* Start DATASET EXTRACT *

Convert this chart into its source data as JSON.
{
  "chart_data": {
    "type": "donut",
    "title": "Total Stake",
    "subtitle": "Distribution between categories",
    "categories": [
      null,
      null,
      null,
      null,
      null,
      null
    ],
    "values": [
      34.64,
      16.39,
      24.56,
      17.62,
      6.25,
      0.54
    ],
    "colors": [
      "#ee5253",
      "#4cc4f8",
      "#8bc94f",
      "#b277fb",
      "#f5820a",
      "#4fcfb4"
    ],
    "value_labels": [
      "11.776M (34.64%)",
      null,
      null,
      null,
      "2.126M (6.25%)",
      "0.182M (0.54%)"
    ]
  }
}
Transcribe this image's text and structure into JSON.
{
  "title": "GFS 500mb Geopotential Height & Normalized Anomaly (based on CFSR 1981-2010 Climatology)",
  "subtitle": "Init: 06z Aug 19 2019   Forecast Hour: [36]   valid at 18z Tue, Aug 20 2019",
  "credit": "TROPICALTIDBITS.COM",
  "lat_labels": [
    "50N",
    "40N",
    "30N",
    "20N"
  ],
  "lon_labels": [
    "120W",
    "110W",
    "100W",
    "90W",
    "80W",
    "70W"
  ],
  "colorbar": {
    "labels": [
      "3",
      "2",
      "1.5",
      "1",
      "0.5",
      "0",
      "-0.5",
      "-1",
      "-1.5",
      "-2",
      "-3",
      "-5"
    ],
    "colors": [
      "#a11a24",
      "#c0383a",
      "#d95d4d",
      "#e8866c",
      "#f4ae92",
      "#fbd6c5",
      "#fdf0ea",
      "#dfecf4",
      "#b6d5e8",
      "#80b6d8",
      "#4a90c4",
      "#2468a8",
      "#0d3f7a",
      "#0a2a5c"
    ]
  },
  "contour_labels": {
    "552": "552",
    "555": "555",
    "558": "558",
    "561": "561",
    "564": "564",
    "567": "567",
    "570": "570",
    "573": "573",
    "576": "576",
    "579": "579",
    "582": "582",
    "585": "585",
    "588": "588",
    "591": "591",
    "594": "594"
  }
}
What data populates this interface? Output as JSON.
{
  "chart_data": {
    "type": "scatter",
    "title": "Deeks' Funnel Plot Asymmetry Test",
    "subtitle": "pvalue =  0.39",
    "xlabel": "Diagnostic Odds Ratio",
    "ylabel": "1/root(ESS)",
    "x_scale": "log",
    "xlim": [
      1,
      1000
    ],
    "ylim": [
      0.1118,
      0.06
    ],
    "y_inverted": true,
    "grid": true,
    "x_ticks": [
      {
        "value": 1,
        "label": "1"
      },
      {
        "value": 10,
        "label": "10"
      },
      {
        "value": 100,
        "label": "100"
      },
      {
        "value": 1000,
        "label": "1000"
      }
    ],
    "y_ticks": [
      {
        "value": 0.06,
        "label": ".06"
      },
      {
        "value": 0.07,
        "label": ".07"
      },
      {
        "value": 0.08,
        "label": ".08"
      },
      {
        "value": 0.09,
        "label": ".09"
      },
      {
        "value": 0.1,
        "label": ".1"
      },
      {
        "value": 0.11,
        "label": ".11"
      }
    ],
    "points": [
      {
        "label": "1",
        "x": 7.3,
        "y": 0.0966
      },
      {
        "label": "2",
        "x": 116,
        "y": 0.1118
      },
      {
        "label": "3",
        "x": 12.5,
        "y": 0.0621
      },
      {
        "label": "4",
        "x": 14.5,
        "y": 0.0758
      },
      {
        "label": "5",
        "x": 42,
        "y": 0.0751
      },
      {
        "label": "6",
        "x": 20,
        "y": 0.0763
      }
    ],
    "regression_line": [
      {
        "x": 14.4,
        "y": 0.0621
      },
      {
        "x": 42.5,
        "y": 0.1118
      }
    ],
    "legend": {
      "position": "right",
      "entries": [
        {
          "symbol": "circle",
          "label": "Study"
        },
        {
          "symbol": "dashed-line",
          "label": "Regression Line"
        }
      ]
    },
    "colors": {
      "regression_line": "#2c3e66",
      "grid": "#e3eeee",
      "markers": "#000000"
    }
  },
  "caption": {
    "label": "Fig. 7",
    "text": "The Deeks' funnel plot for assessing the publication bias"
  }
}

* End DATASET EXTRACT *

> TASK: Set out the complete listing exactly as shown.

> TASK ANSWER:
Convert this chart into its source data as JSON.
{
  "chart_data": {
    "type": "donut",
    "title": "Total Stake",
    "subtitle": "Distribution between categories",
    "categories": [
      null,
      null,
      null,
      null,
      null,
      null
    ],
    "values": [
      34.64,
      16.39,
      24.56,
      17.62,
      6.25,
      0.54
    ],
    "colors": [
      "#ee5253",
      "#4cc4f8",
      "#8bc94f",
      "#b277fb",
      "#f5820a",
      "#4fcfb4"
    ],
    "value_labels": [
      "11.776M (34.64%)",
      null,
      null,
      null,
      "2.126M (6.25%)",
      "0.182M (0.54%)"
    ]
  }
}
Transcribe this image's text and structure into JSON.
{
  "title": "GFS 500mb Geopotential Height & Normalized Anomaly (based on CFSR 1981-2010 Climatology)",
  "subtitle": "Init: 06z Aug 19 2019   Forecast Hour: [36]   valid at 18z Tue, Aug 20 2019",
  "credit": "TROPICALTIDBITS.COM",
  "lat_labels": [
    "50N",
    "40N",
    "30N",
    "20N"
  ],
  "lon_labels": [
    "120W",
    "110W",
    "100W",
    "90W",
    "80W",
    "70W"
  ],
  "colorbar": {
    "labels": [
      "3",
      "2",
      "1.5",
      "1",
      "0.5",
      "0",
      "-0.5",
      "-1",
      "-1.5",
      "-2",
      "-3",
      "-5"
    ],
    "colors": [
      "#a11a24",
      "#c0383a",
      "#d95d4d",
      "#e8866c",
      "#f4ae92",
      "#fbd6c5",
      "#fdf0ea",
      "#dfecf4",
      "#b6d5e8",
      "#80b6d8",
      "#4a90c4",
      "#2468a8",
      "#0d3f7a",
      "#0a2a5c"
    ]
  },
  "contour_labels": {
    "552": "552",
    "555": "555",
    "558": "558",
    "561": "561",
    "564": "564",
    "567": "567",
    "570": "570",
    "573": "573",
    "576": "576",
    "579": "579",
    "582": "582",
    "585": "585",
    "588": "588",
    "591": "591",
    "594": "594"
  }
}
What data populates this interface? Output as JSON.
{
  "chart_data": {
    "type": "scatter",
    "title": "Deeks' Funnel Plot Asymmetry Test",
    "subtitle": "pvalue =  0.39",
    "xlabel": "Diagnostic Odds Ratio",
    "ylabel": "1/root(ESS)",
    "x_scale": "log",
    "xlim": [
      1,
      1000
    ],
    "ylim": [
      0.1118,
      0.06
    ],
    "y_inverted": true,
    "grid": true,
    "x_ticks": [
      {
        "value": 1,
        "label": "1"
      },
      {
        "value": 10,
        "label": "10"
      },
      {
        "value": 100,
        "label": "100"
      },
      {
        "value": 1000,
        "label": "1000"
      }
    ],
    "y_ticks": [
      {
        "value": 0.06,
        "label": ".06"
      },
      {
        "value": 0.07,
        "label": ".07"
      },
      {
        "value": 0.08,
        "label": ".08"
      },
      {
        "value": 0.09,
        "label": ".09"
      },
      {
        "value": 0.1,
        "label": ".1"
      },
      {
        "value": 0.11,
        "label": ".11"
      }
    ],
    "points": [
      {
        "label": "1",
        "x": 7.3,
        "y": 0.0966
      },
      {
        "label": "2",
        "x": 116,
        "y": 0.1118
      },
      {
        "label": "3",
        "x": 12.5,
        "y": 0.0621
      },
      {
        "label": "4",
        "x": 14.5,
        "y": 0.0758
      },
      {
        "label": "5",
        "x": 42,
        "y": 0.0751
      },
      {
        "label": "6",
        "x": 20,
        "y": 0.0763
      }
    ],
    "regression_line": [
      {
        "x": 14.4,
        "y": 0.0621
      },
      {
        "x": 42.5,
        "y": 0.1118
      }
    ],
    "legend": {
      "position": "right",
      "entries": [
        {
          "symbol": "circle",
          "label": "Study"
        },
        {
          "symbol": "dashed-line",
          "label": "Regression Line"
        }
      ]
    },
    "colors": {
      "regression_line": "#2c3e66",
      "grid": "#e3eeee",
      "markers": "#000000"
    }
  },
  "caption": {
    "label": "Fig. 7",
    "text": "The Deeks' funnel plot for assessing the publication bias"
  }
}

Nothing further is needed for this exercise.